__EXERCISE DETAILS__
Look through the data and write out every line with the word "this" in it.

__GIVEN DATA__
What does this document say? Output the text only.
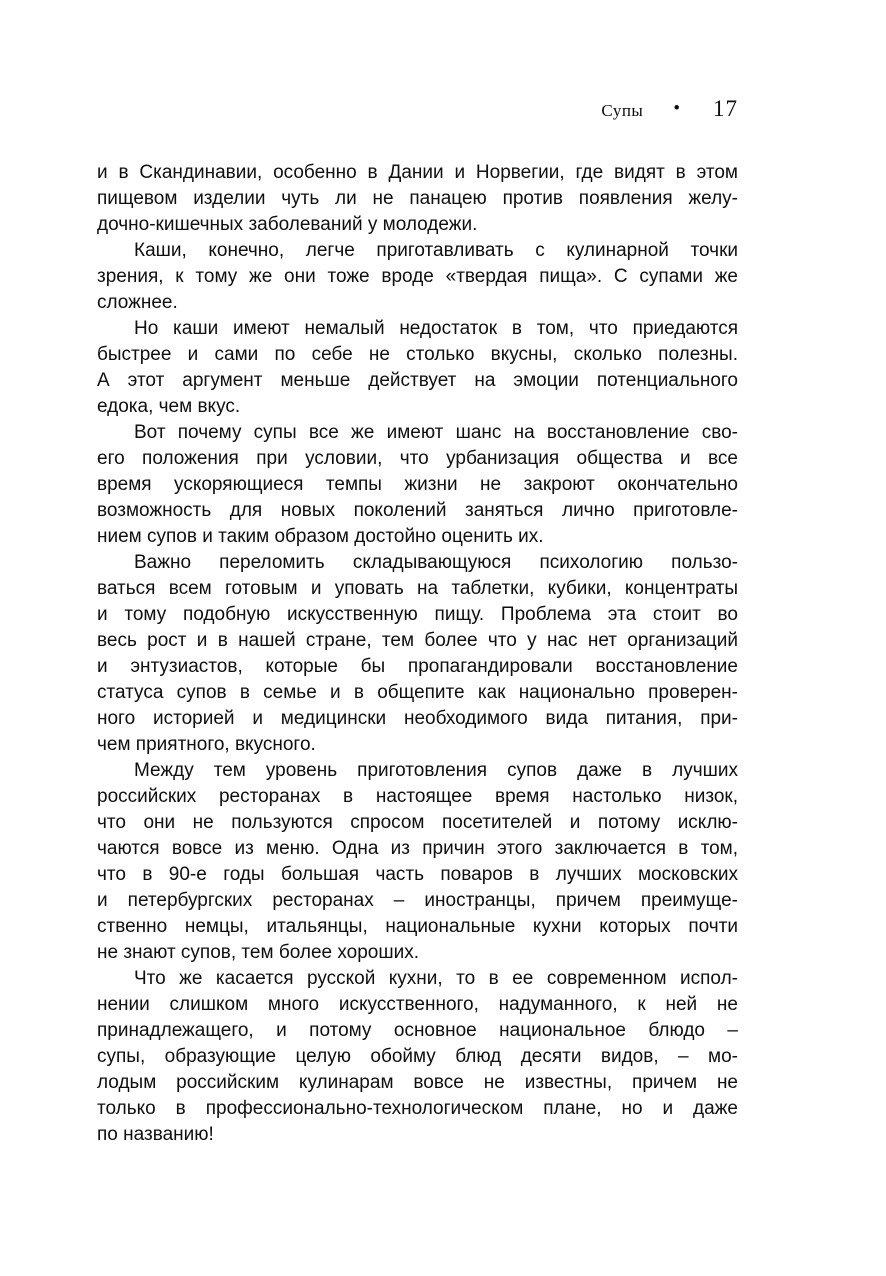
Супы • 17
и в Скандинавии, особенно в Дании и Норвегии, где видят в этом
пищевом изделии чуть ли не панацею против появления желу-
дочно-кишечных заболеваний у молодежи.
Каши, конечно, легче приготавливать с кулинарной точки
зрения, к тому же они тоже вроде «твердая пища». С супами же
сложнее.
Но каши имеют немалый недостаток в том, что приедаются
быстрее и сами по себе не столько вкусны, сколько полезны.
А этот аргумент меньше действует на эмоции потенциального
едока, чем вкус.
Вот почему супы все же имеют шанс на восстановление сво-
его положения при условии, что урбанизация общества и все
время ускоряющиеся темпы жизни не закроют окончательно
возможность для новых поколений заняться лично приготовле-
нием супов и таким образом достойно оценить их.
Важно переломить складывающуюся психологию пользо-
ваться всем готовым и уповать на таблетки, кубики, концентраты
и тому подобную искусственную пищу. Проблема эта стоит во
весь рост и в нашей стране, тем более что у нас нет организаций
и энтузиастов, которые бы пропагандировали восстановление
статуса супов в семье и в общепите как национально проверен-
ного историей и медицински необходимого вида питания, при-
чем приятного, вкусного.
Между тем уровень приготовления супов даже в лучших
российских ресторанах в настоящее время настолько низок,
что они не пользуются спросом посетителей и потому исклю-
чаются вовсе из меню. Одна из причин этого заключается в том,
что в 90-е годы большая часть поваров в лучших московских
и петербургских ресторанах – иностранцы, причем преимуще-
ственно немцы, итальянцы, национальные кухни которых почти
не знают супов, тем более хороших.
Что же касается русской кухни, то в ее современном испол-
нении слишком много искусственного, надуманного, к ней не
принадлежащего, и потому основное национальное блюдо –
супы, образующие целую обойму блюд десяти видов, – мо-
лодым российским кулинарам вовсе не известны, причем не
только в профессионально-технологическом плане, но и даже
по названию!
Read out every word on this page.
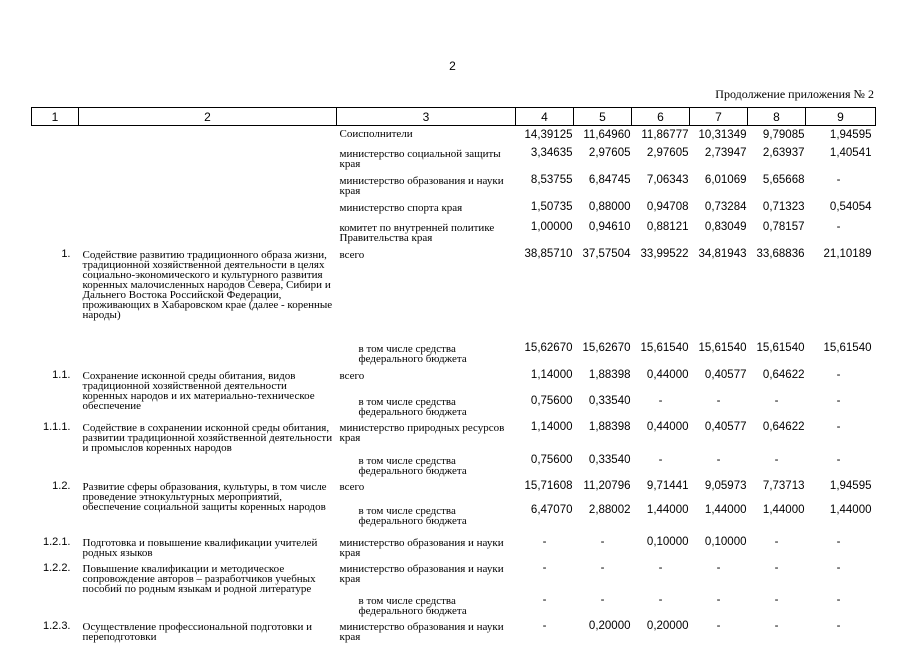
2
Продолжение приложения № 2
1	2	3	4	5	6	7	8	9
		Соисполнители	14,39125	11,64960	11,86777	10,31349	9,79085	1,94595
		министерство социальной защиты края	3,34635	2,97605	2,97605	2,73947	2,63937	1,40541
		министерство образования и науки края	8,53755	6,84745	7,06343	6,01069	5,65668	-
		министерство спорта края	1,50735	0,88000	0,94708	0,73284	0,71323	0,54054
		комитет по внутренней политике Правительства края	1,00000	0,94610	0,88121	0,83049	0,78157	-
1.	Содействие развитию традиционного образа жизни, традиционной хозяйственной деятельности в целях социально-экономического и культурного развития коренных малочисленных народов Севера, Сибири и Дальнего Востока Российской Федерации, проживающих в Хабаровском крае (далее - коренные народы)	всего	38,85710	37,57504	33,99522	34,81943	33,68836	21,10189
		в том числе средства федерального бюджета	15,62670	15,62670	15,61540	15,61540	15,61540	15,61540
1.1.	Сохранение исконной среды обитания, видов традиционной хозяйственной деятельности коренных народов и их материально-техническое обеспечение	всего	1,14000	1,88398	0,44000	0,40577	0,64622	-
		в том числе средства федерального бюджета	0,75600	0,33540	-	-	-	-
1.1.1.	Содействие в сохранении исконной среды обитания, развитии традиционной хозяйственной деятельности и промыслов коренных народов	министерство природных ресурсов края	1,14000	1,88398	0,44000	0,40577	0,64622	-
		в том числе средства федерального бюджета	0,75600	0,33540	-	-	-	-
1.2.	Развитие сферы образования, культуры, в том числе проведение этнокультурных мероприятий, обеспечение социальной защиты коренных народов	всего	15,71608	11,20796	9,71441	9,05973	7,73713	1,94595
		в том числе средства федерального бюджета	6,47070	2,88002	1,44000	1,44000	1,44000	1,44000
1.2.1.	Подготовка и повышение квалификации учителей родных языков	министерство образования и науки края	-	-	0,10000	0,10000	-	-
1.2.2.	Повышение квалификации и методическое сопровождение авторов – разработчиков учебных пособий по родным языкам и родной литературе	министерство образования и науки края	-	-	-	-	-	-
		в том числе средства федерального бюджета	-	-	-	-	-	-
1.2.3.	Осуществление профессиональной подготовки и переподготовки	министерство образования и науки края	-	0,20000	0,20000	-	-	-
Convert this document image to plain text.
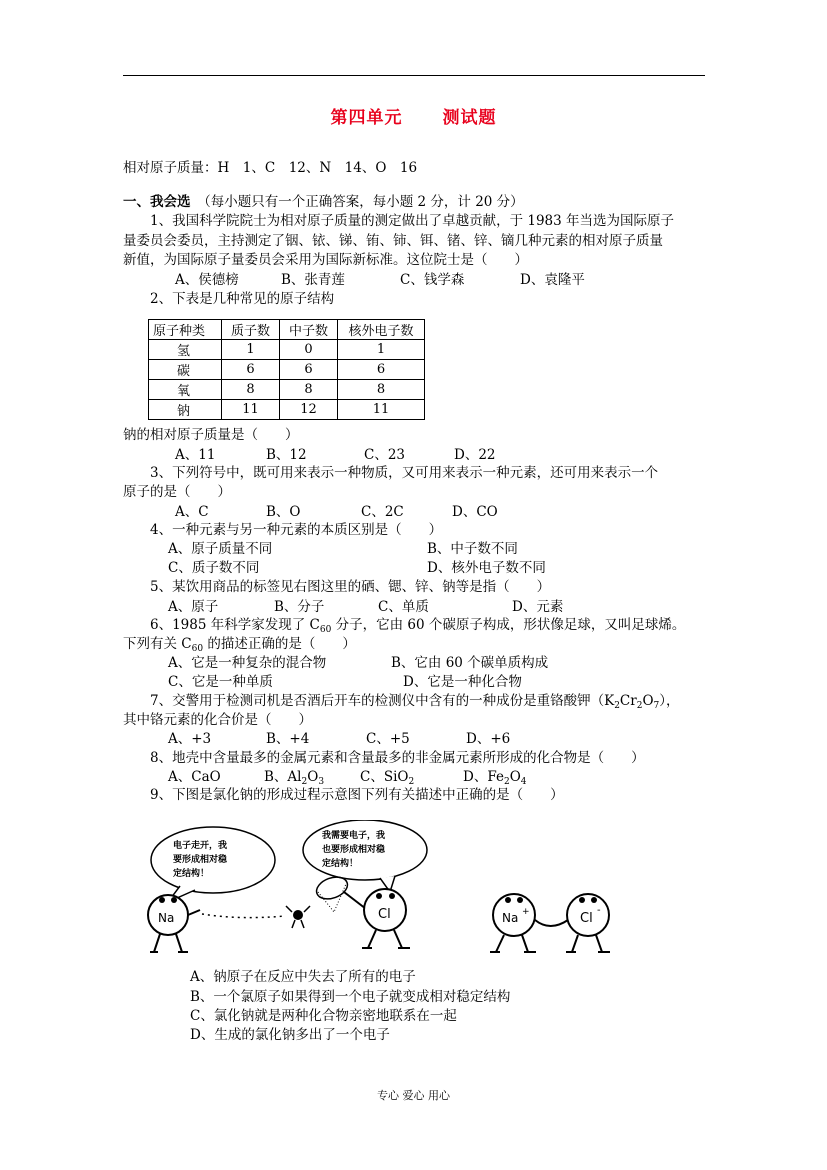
第四单元 测试题
相对原子质量：H　1、C　12、N　14、O　16
一、我会选　 （每小题只有一个正确答案，每小题 2 分，计 20 分）
1、我国科学院院士为相对原子质量的测定做出了卓越贡献，于 1983 年当选为国际原子
量委员会委员，主持测定了铟、铱、锑、铕、铈、铒、锗、锌、镝几种元素的相对原子质量
新值，为国际原子量委员会采用为国际新标准。这位院士是（　　）
A、侯德榜	B、张青莲	C、钱学森	D、袁隆平
2、下表是几种常见的原子结构
原子种类	质子数	中子数	核外电子数
氢	1	0	1
碳	6	6	6
氧	8	8	8
钠	11	12	11
钠的相对原子质量是（　　）
A、11	B、12	C、23	D、22
3、下列符号中，既可用来表示一种物质，又可用来表示一种元素，还可用来表示一个
原子的是（　　）
A、C	B、O	C、2C	D、CO
4、一种元素与另一种元素的本质区别是（　　）
A、原子质量不同	B、中子数不同
C、质子数不同	D、核外电子数不同
5、某饮用商品的标签见右图这里的硒、锶、锌、钠等是指（　　）
A、原子	B、分子	C、单质	D、元素
6、1985 年科学家发现了 $C_{60}$ 分子，它由 60 个碳原子构成，形状像足球，又叫足球烯。
下列有关 $C_{60}$ 的描述正确的是（　　）
A、它是一种复杂的混合物	B、它由 60 个碳单质构成
C、它是一种单质	D、它是一种化合物
7、交警用于检测司机是否酒后开车的检测仪中含有的一种成份是重铬酸钾$(K_2Cr_2O_7)$，
其中铬元素的化合价是（　　）
A、+3	B、+4	C、+5	D、+6
8、地壳中含量最多的金属元素和含量最多的非金属元素所形成的化合物是（　　）
A、CaO	B、$Al_2O_3$	C、SiO$_2$	D、$Fe_2O_4$
9、下图是氯化钠的形成过程示意图下列有关描述中正确的是（　　）
电子走开，我
要形成相对稳
定结构！
我需要电子，我
也要形成相对稳
定结构！
Na	Cl	Na +	Cl
-
A、钠原子在反应中失去了所有的电子
B、一个氯原子如果得到一个电子就变成相对稳定结构
C、氯化钠就是两种化合物亲密地联系在一起
D、生成的氯化钠多出了一个电子
专心 爱心 用心
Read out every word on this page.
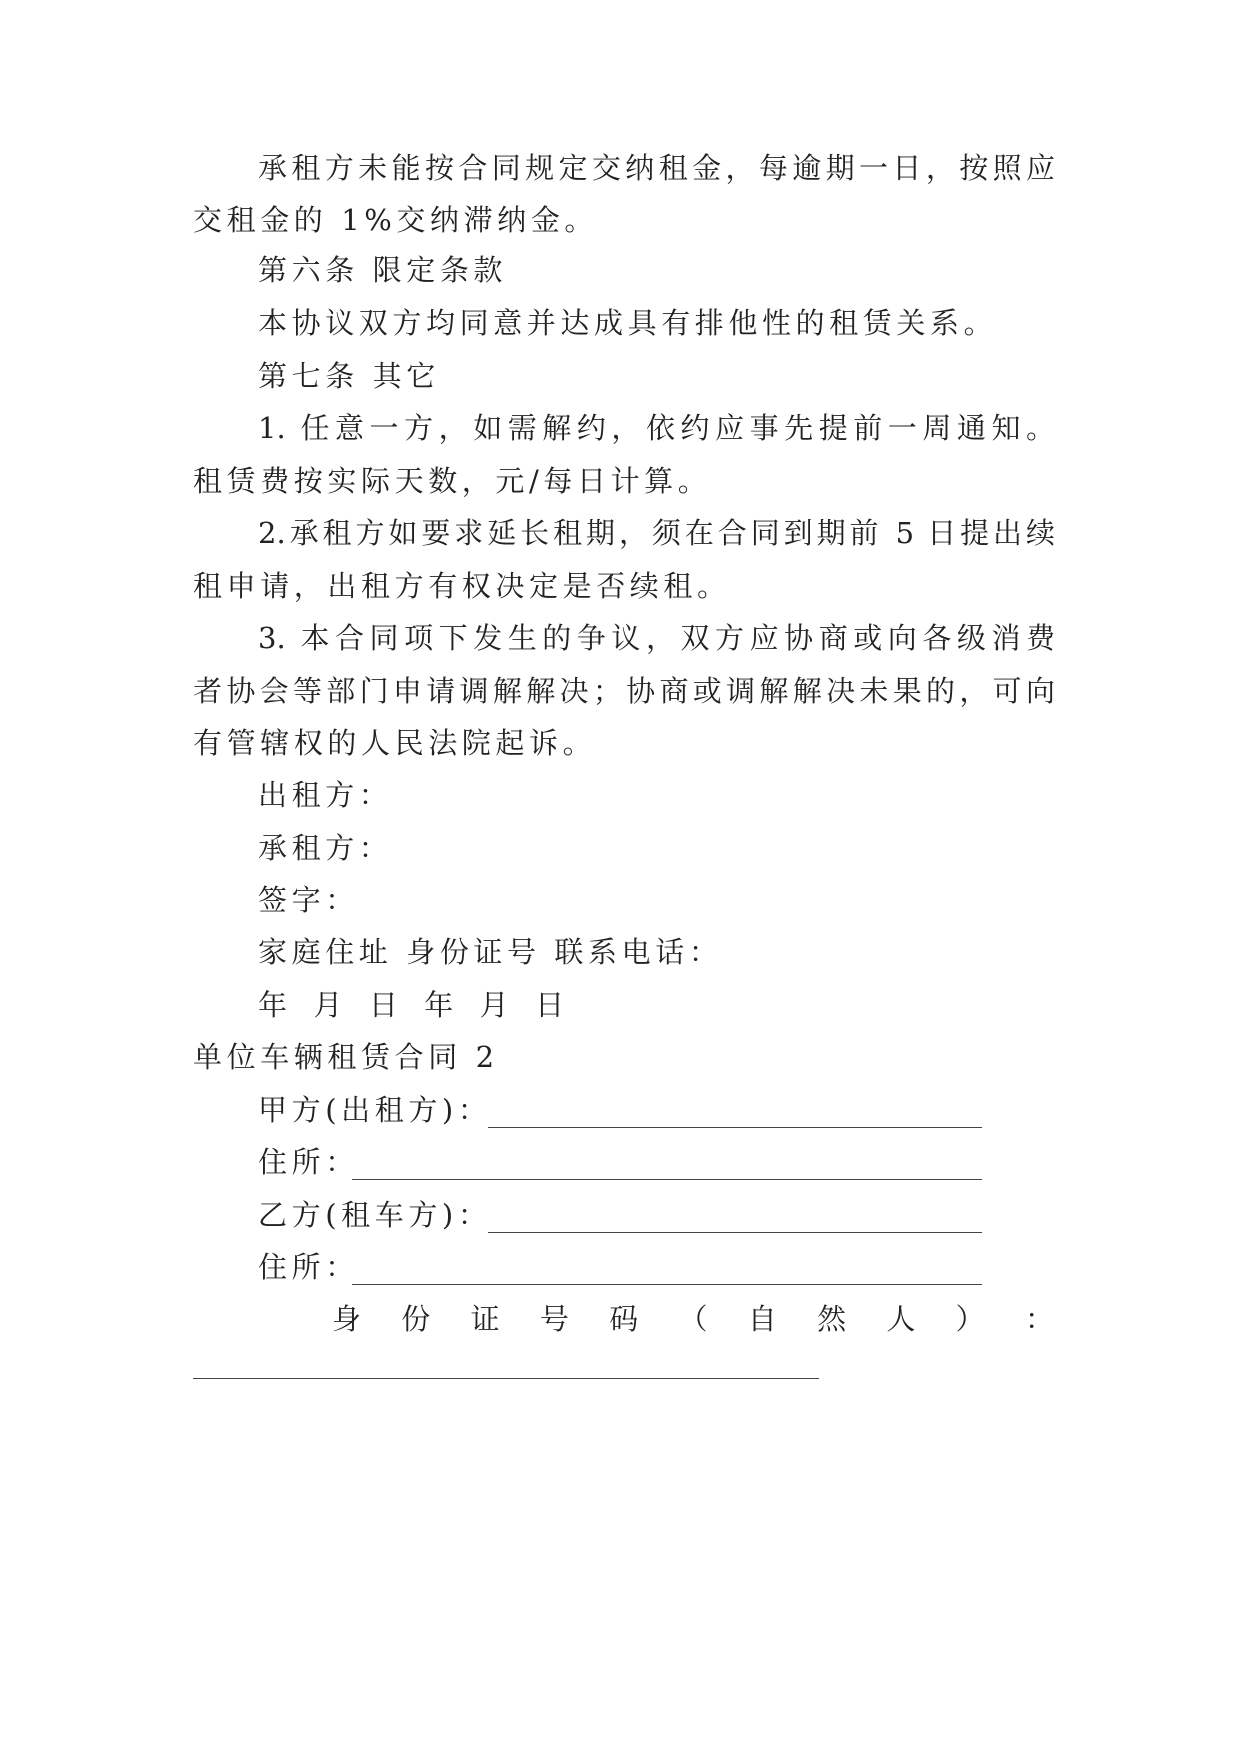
承租方未能按合同规定交纳租金，每逾期一日，按照应
交租金的 1%交纳滞纳金。
第六条 限定条款
本协议双方均同意并达成具有排他性的租赁关系。
第七条 其它
1. 任意一方，如需解约，依约应事先提前一周通知。
租赁费按实际天数，元/每日计算。
2.承租方如要求延长租期，须在合同到期前 5 日提出续
租申请，出租方有权决定是否续租。
3. 本合同项下发生的争议，双方应协商或向各级消费
者协会等部门申请调解解决；协商或调解解决未果的，可向
有管辖权的人民法院起诉。
出租方：
承租方：
签字：
家庭住址 身份证号 联系电话：
年 月 日 年 月 日
单位车辆租赁合同 2
甲方(出租方)：
住所：
乙方(租车方)：
住所：
身 份 证 号 码 （ 自 然 人 ） ：
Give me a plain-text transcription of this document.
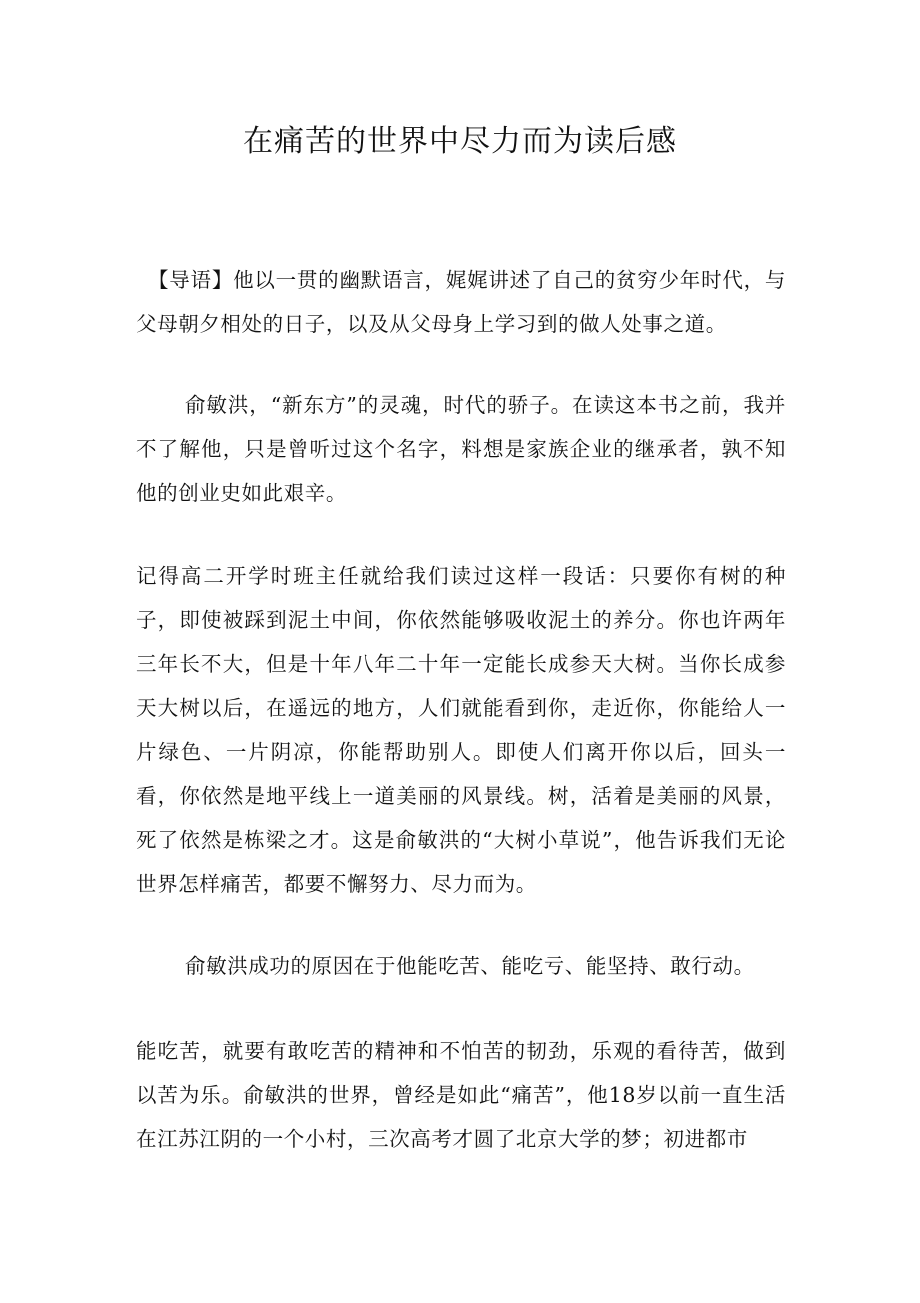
在痛苦的世界中尽力而为读后感

【导语】他以一贯的幽默语言，娓娓讲述了自己的贫穷少年时代，与父母朝夕相处的日子，以及从父母身上学习到的做人处事之道。

俞敏洪，“新东方”的灵魂，时代的骄子。在读这本书之前，我并不了解他，只是曾听过这个名字，料想是家族企业的继承者，孰不知他的创业史如此艰辛。

记得高二开学时班主任就给我们读过这样一段话：只要你有树的种子，即使被踩到泥土中间，你依然能够吸收泥土的养分。你也许两年三年长不大，但是十年八年二十年一定能长成参天大树。当你长成参天大树以后，在遥远的地方，人们就能看到你，走近你，你能给人一片绿色、一片阴凉，你能帮助别人。即使人们离开你以后，回头一看，你依然是地平线上一道美丽的风景线。树，活着是美丽的风景，死了依然是栋梁之才。这是俞敏洪的“大树小草说”，他告诉我们无论世界怎样痛苦，都要不懈努力、尽力而为。

俞敏洪成功的原因在于他能吃苦、能吃亏、能坚持、敢行动。

能吃苦，就要有敢吃苦的精神和不怕苦的韧劲，乐观的看待苦，做到以苦为乐。俞敏洪的世界，曾经是如此“痛苦”，他18岁以前一直生活在江苏江阴的一个小村，三次高考才圆了北京大学的梦；初进都市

__EXERCISE RESPONSE__
What does this document say? Output the text only.
Read out every word on this page.
Convert this document image to plain text.
Read out every word on this page.
Give me a plain-text transcription of this document.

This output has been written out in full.